● Directive:
Give nothing except the number of lines containing the word "Village".

● Data rows:
********

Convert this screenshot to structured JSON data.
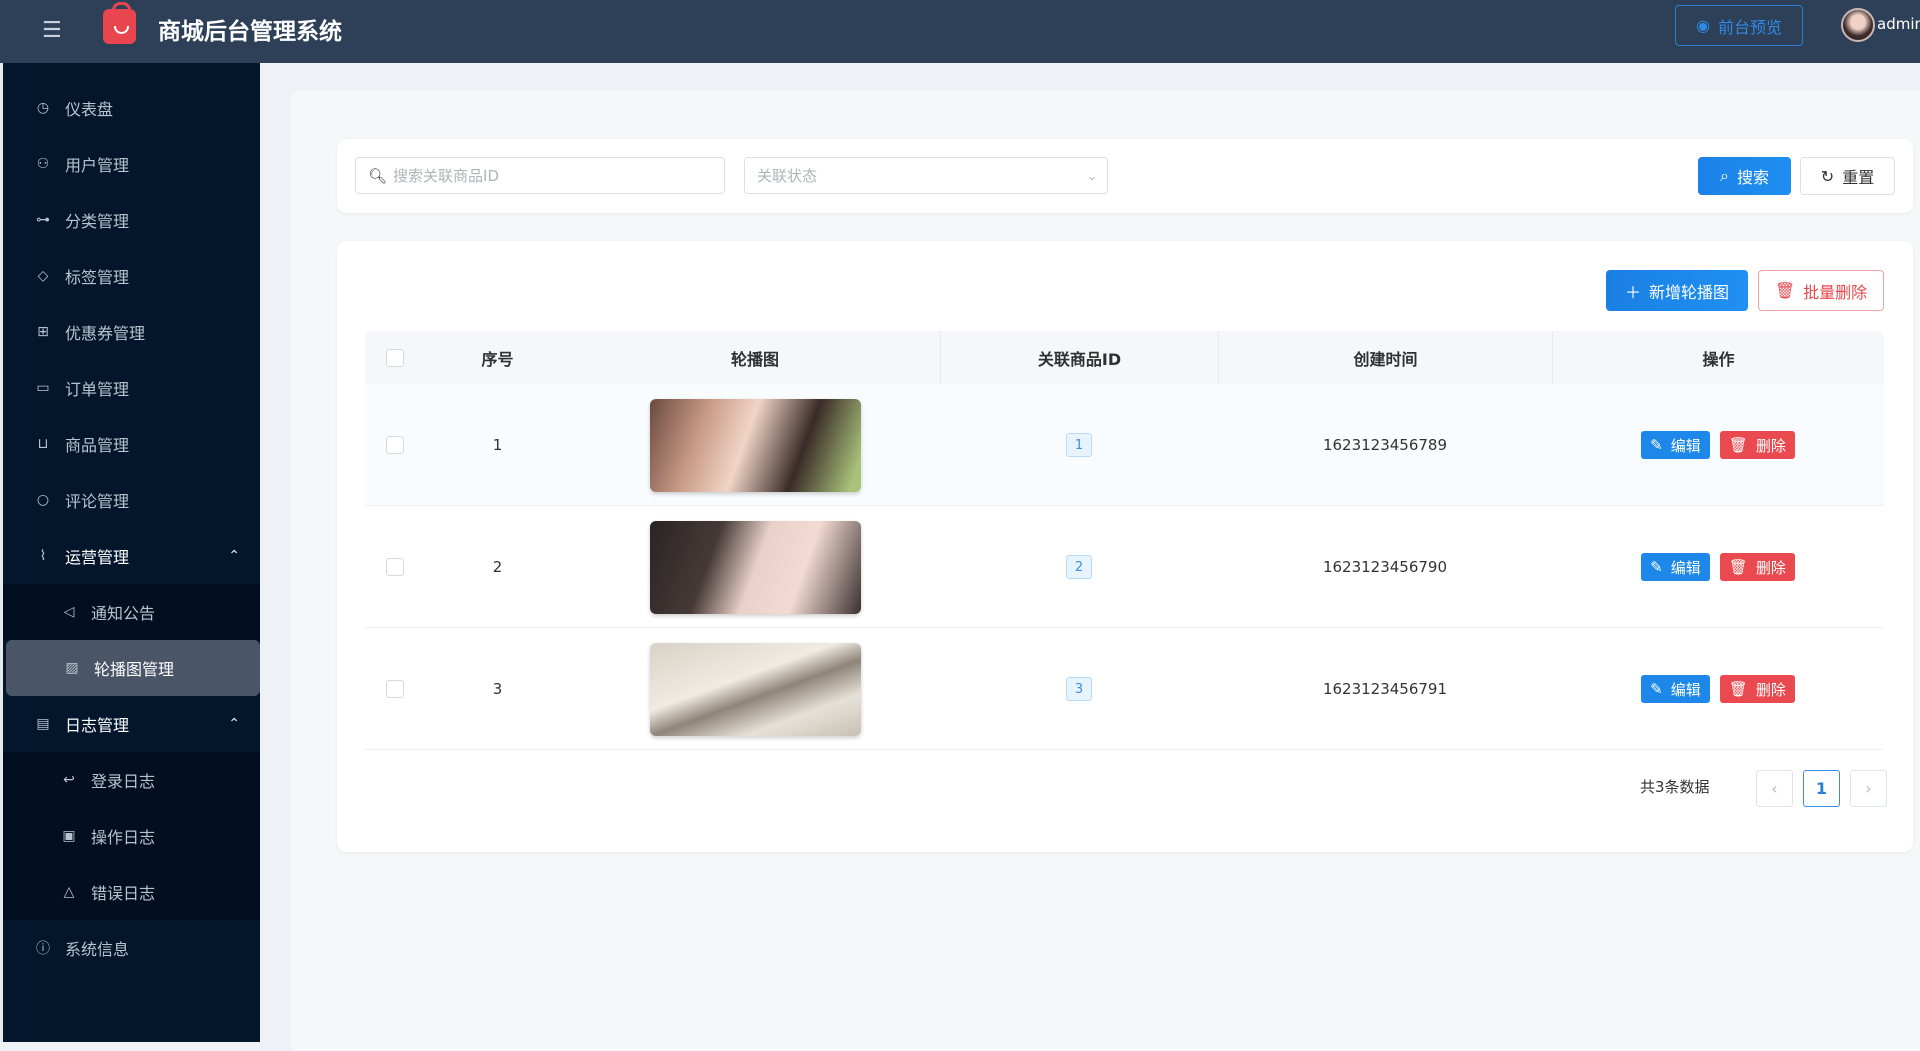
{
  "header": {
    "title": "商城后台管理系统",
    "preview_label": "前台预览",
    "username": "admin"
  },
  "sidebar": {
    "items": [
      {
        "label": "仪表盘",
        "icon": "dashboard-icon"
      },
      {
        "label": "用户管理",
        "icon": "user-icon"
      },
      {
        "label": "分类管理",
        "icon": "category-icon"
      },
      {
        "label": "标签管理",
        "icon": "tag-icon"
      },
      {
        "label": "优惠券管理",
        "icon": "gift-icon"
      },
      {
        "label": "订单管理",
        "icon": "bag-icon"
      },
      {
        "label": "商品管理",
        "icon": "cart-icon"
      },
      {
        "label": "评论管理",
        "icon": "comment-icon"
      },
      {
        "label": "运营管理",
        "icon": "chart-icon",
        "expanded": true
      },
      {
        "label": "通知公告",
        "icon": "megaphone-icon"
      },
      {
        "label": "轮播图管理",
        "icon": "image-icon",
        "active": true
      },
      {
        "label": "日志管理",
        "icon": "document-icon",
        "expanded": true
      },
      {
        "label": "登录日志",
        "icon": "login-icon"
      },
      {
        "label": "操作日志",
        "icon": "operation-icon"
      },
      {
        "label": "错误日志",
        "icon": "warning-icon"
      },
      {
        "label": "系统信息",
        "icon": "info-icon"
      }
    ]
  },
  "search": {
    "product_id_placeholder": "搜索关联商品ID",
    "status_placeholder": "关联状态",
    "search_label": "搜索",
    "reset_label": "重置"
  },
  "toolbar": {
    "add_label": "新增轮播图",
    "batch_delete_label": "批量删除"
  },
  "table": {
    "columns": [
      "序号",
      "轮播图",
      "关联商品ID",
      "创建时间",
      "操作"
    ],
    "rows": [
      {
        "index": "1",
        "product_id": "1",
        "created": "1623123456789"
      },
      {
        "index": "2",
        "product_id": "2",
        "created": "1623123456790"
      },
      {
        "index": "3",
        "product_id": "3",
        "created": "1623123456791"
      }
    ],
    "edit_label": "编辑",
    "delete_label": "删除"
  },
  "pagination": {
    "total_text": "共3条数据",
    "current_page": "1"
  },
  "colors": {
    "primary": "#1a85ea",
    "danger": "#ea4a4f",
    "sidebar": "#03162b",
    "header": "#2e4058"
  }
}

********

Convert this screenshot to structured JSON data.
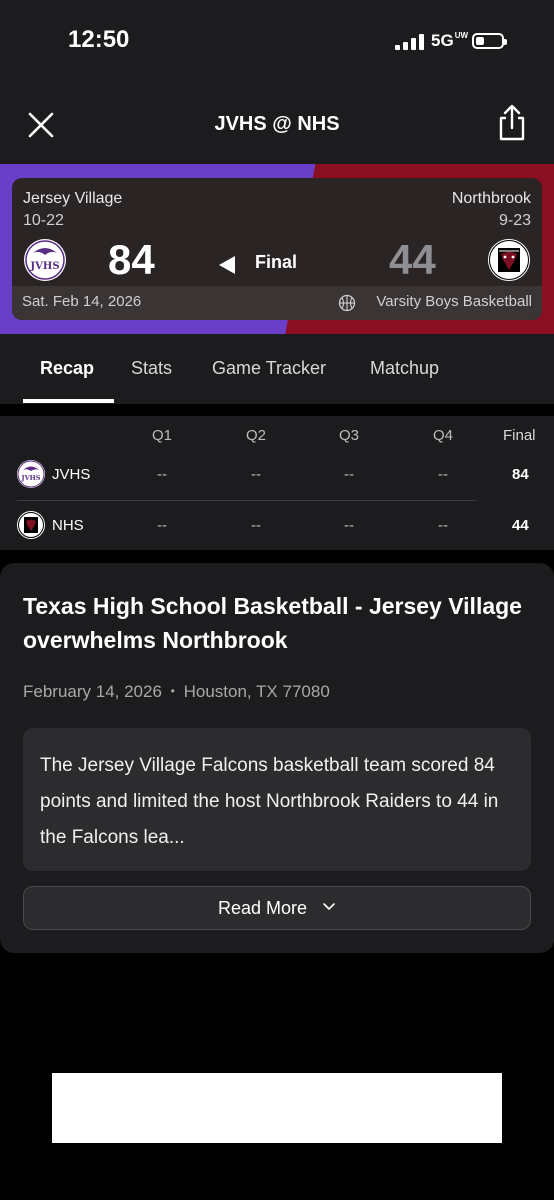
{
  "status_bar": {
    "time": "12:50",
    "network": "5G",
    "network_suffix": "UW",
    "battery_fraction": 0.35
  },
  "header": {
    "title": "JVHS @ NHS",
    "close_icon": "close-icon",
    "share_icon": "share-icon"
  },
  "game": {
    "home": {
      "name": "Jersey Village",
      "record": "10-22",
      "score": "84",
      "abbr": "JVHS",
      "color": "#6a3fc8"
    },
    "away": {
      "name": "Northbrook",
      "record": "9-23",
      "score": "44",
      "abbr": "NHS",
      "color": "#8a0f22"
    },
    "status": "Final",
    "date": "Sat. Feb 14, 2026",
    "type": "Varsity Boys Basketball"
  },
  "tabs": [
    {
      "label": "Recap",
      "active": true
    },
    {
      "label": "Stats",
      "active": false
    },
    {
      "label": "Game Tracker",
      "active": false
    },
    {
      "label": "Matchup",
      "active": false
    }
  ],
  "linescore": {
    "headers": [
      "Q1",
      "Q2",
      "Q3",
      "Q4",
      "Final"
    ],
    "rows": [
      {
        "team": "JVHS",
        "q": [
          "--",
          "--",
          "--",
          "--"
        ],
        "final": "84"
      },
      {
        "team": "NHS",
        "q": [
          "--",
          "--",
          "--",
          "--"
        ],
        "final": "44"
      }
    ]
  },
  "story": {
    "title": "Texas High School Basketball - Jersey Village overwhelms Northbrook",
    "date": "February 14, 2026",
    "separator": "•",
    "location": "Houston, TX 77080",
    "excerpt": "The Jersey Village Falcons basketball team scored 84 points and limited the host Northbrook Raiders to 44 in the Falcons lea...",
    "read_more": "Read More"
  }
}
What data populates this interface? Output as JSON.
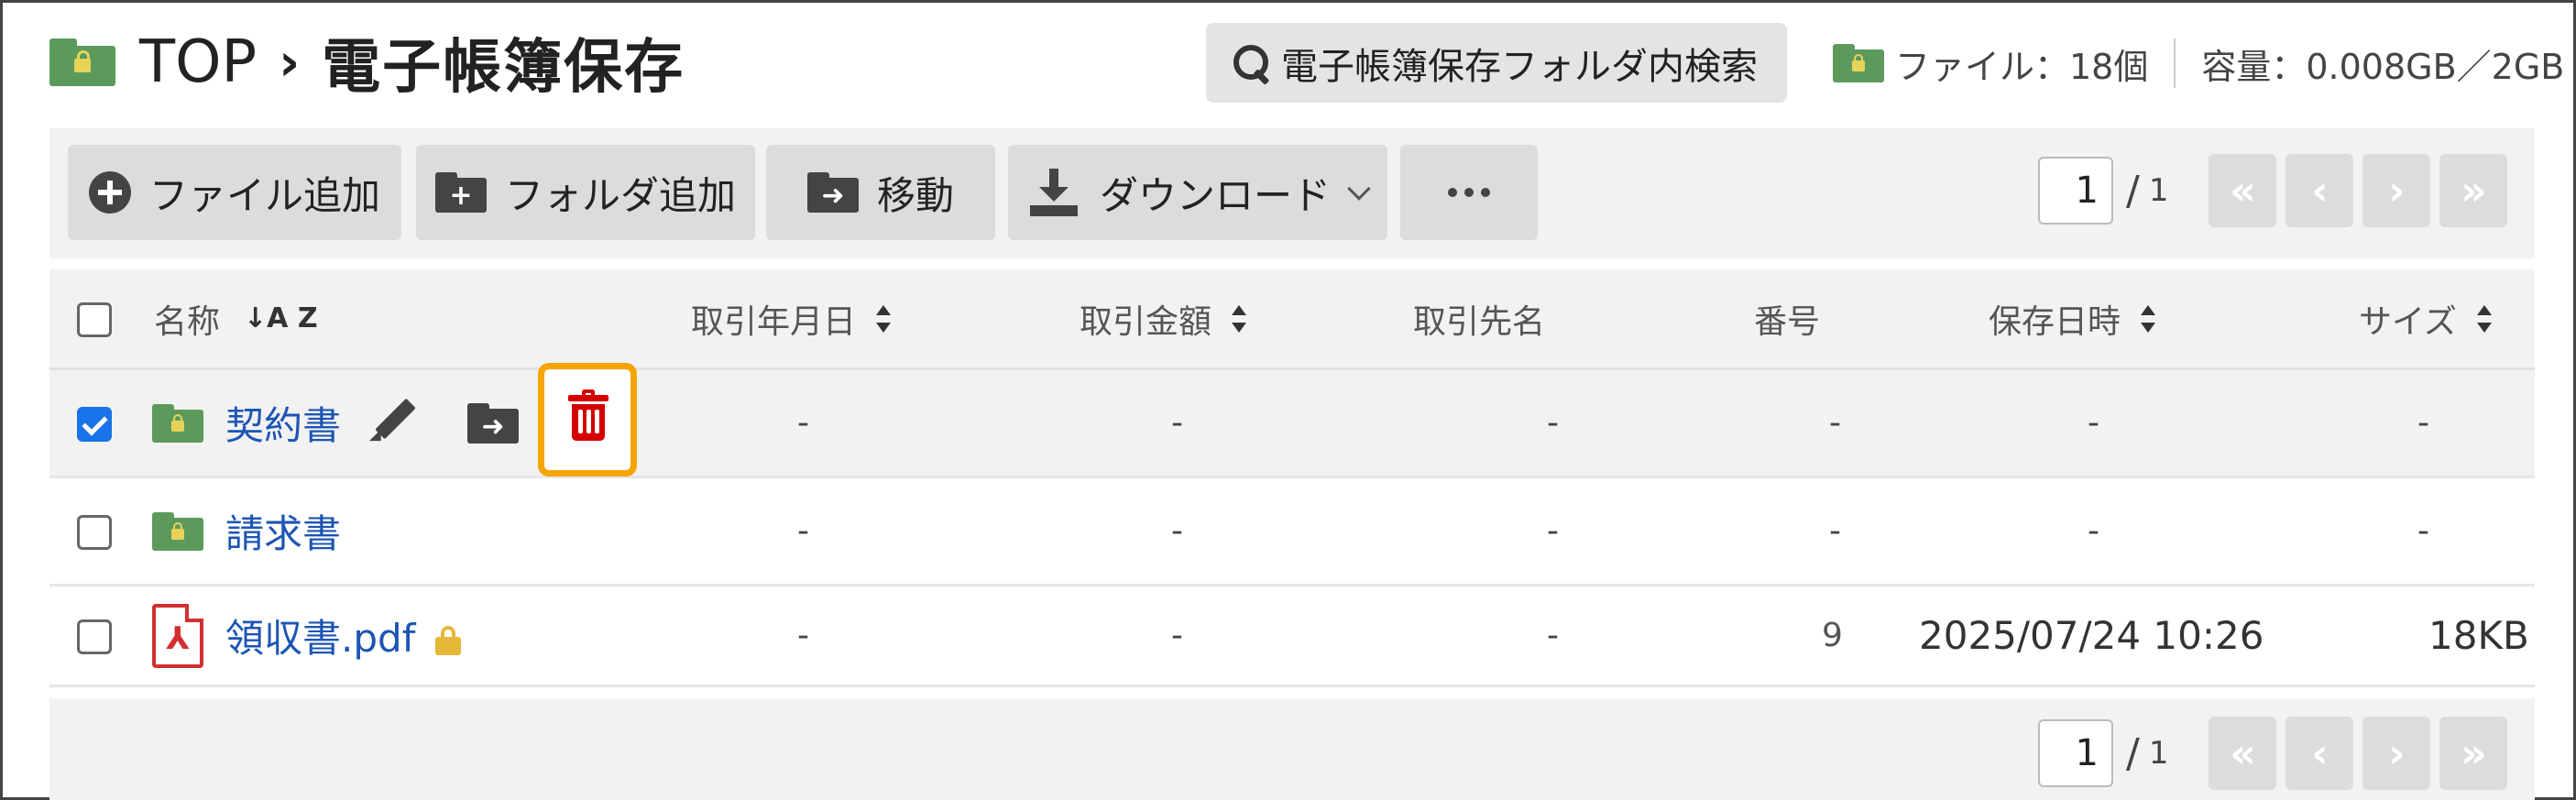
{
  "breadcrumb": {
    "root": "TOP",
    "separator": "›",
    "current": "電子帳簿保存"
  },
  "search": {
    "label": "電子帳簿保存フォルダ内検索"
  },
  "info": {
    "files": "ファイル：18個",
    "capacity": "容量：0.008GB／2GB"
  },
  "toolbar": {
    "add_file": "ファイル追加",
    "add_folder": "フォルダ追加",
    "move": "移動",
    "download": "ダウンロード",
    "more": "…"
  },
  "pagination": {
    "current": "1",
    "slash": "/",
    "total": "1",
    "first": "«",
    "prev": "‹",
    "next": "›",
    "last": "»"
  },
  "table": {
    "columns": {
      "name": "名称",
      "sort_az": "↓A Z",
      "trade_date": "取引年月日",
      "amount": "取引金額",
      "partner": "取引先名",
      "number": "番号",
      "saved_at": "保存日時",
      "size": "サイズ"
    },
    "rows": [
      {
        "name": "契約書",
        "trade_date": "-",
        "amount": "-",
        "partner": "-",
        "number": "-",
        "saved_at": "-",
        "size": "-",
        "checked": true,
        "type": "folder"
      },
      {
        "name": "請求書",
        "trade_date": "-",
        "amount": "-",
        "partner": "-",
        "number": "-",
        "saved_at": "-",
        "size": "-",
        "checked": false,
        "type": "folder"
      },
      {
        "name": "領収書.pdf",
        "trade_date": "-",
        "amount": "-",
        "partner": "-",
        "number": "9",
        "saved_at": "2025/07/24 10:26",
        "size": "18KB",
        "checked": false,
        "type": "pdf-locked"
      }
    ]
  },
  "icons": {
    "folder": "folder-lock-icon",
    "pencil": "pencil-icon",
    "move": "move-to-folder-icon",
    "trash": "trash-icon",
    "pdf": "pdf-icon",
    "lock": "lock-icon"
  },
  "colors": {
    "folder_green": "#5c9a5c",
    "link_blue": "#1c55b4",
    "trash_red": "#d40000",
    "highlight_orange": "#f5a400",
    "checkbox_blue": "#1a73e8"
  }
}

********

● Finished answer:
3